Work instructions: Among the entries below, find the lines with "batch" and copy them.

Input material:
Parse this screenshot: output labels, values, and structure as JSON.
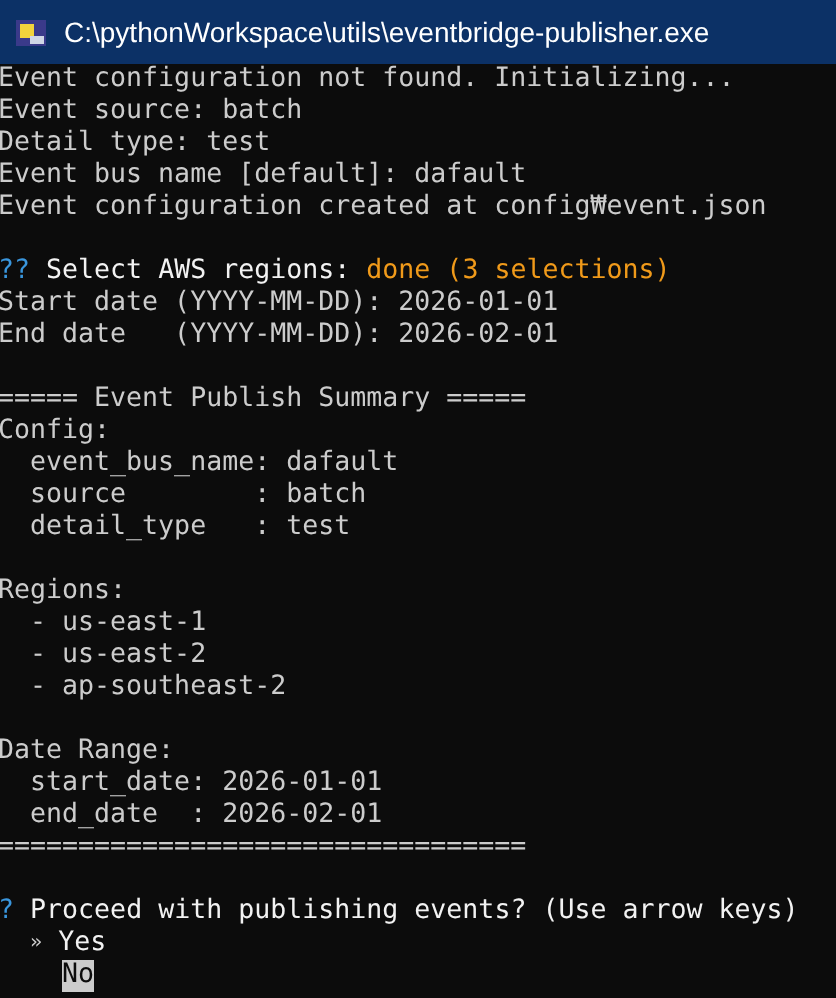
{
  "window": {
    "title": "C:\\pythonWorkspace\\utils\\eventbridge-publisher.exe"
  },
  "lines": [
    {
      "kind": "text",
      "text": "Event configuration not found. Initializing..."
    },
    {
      "kind": "text",
      "text": "Event source: batch"
    },
    {
      "kind": "text",
      "text": "Detail type: test"
    },
    {
      "kind": "text",
      "text": "Event bus name [default]: dafault"
    },
    {
      "kind": "text",
      "text": "Event configuration created at config₩event.json"
    },
    {
      "kind": "blank"
    },
    {
      "kind": "question",
      "mark": "??",
      "text": "Select AWS regions:",
      "answer": "done (3 selections)"
    },
    {
      "kind": "text",
      "text": "Start date (YYYY-MM-DD): 2026-01-01"
    },
    {
      "kind": "text",
      "text": "End date   (YYYY-MM-DD): 2026-02-01"
    },
    {
      "kind": "blank"
    },
    {
      "kind": "text",
      "text": "===== Event Publish Summary ====="
    },
    {
      "kind": "text",
      "text": "Config:"
    },
    {
      "kind": "text",
      "text": "  event_bus_name: dafault"
    },
    {
      "kind": "text",
      "text": "  source        : batch"
    },
    {
      "kind": "text",
      "text": "  detail_type   : test"
    },
    {
      "kind": "blank"
    },
    {
      "kind": "text",
      "text": "Regions:"
    },
    {
      "kind": "text",
      "text": "  - us-east-1"
    },
    {
      "kind": "text",
      "text": "  - us-east-2"
    },
    {
      "kind": "text",
      "text": "  - ap-southeast-2"
    },
    {
      "kind": "blank"
    },
    {
      "kind": "text",
      "text": "Date Range:"
    },
    {
      "kind": "text",
      "text": "  start_date: 2026-01-01"
    },
    {
      "kind": "text",
      "text": "  end_date  : 2026-02-01"
    },
    {
      "kind": "text",
      "text": "================================="
    },
    {
      "kind": "blank"
    },
    {
      "kind": "question",
      "mark": "?",
      "text": "Proceed with publishing events? (Use arrow keys)"
    }
  ],
  "prompt": {
    "pointer": "»",
    "options": [
      {
        "label": "Yes",
        "selected": true,
        "cursor": false
      },
      {
        "label": "No",
        "selected": false,
        "cursor": true
      }
    ]
  }
}
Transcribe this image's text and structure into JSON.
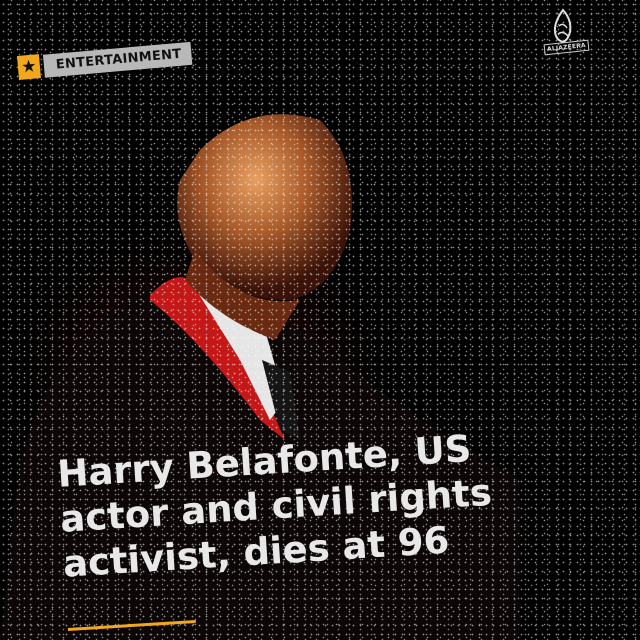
{
  "brand": {
    "name": "ALJAZEERA",
    "accent": "#f2a81d"
  },
  "category": {
    "label": "ENTERTAINMENT",
    "icon": "star-icon"
  },
  "headline": "Harry Belafonte, US actor and civil rights activist, dies at 96"
}
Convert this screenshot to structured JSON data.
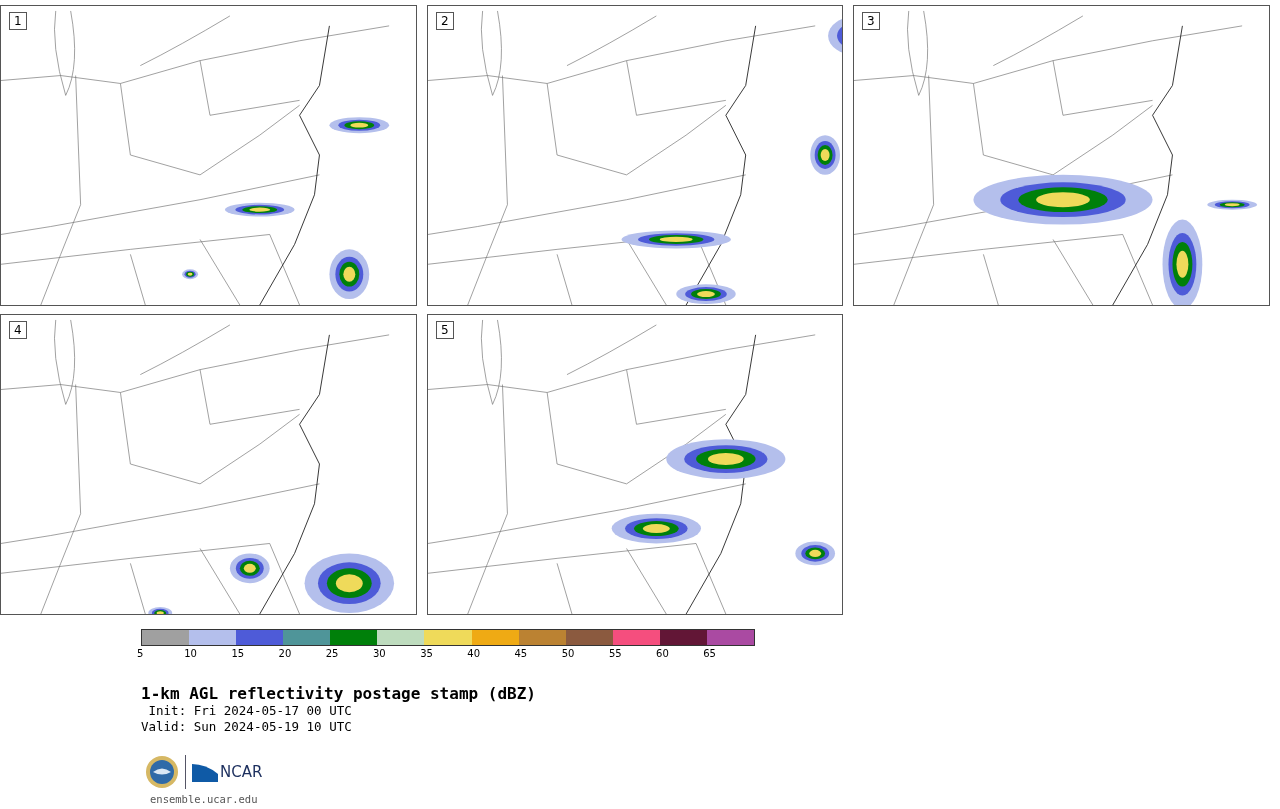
{
  "panels": [
    {
      "label": "1"
    },
    {
      "label": "2"
    },
    {
      "label": "3"
    },
    {
      "label": "4"
    },
    {
      "label": "5"
    }
  ],
  "colorbar": {
    "segments": [
      {
        "color": "#a0a0a0"
      },
      {
        "color": "#b4bfec"
      },
      {
        "color": "#4e5bd8"
      },
      {
        "color": "#4f9599"
      },
      {
        "color": "#00800a"
      },
      {
        "color": "#bedcbe"
      },
      {
        "color": "#efda5a"
      },
      {
        "color": "#efaa14"
      },
      {
        "color": "#bb8232"
      },
      {
        "color": "#8b5a3f"
      },
      {
        "color": "#f54e7e"
      },
      {
        "color": "#621636"
      },
      {
        "color": "#aa4aa2"
      }
    ],
    "ticks": [
      "5",
      "10",
      "15",
      "20",
      "25",
      "30",
      "35",
      "40",
      "45",
      "50",
      "55",
      "60",
      "65"
    ]
  },
  "title": "1-km AGL reflectivity postage stamp (dBZ)",
  "init": " Init: Fri 2024-05-17 00 UTC",
  "valid": "Valid: Sun 2024-05-19 10 UTC",
  "logo_text": "NCAR",
  "url": "ensemble.ucar.edu"
}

Task response:
      "text": "Event source: batch"
      "text": "  source        : batch"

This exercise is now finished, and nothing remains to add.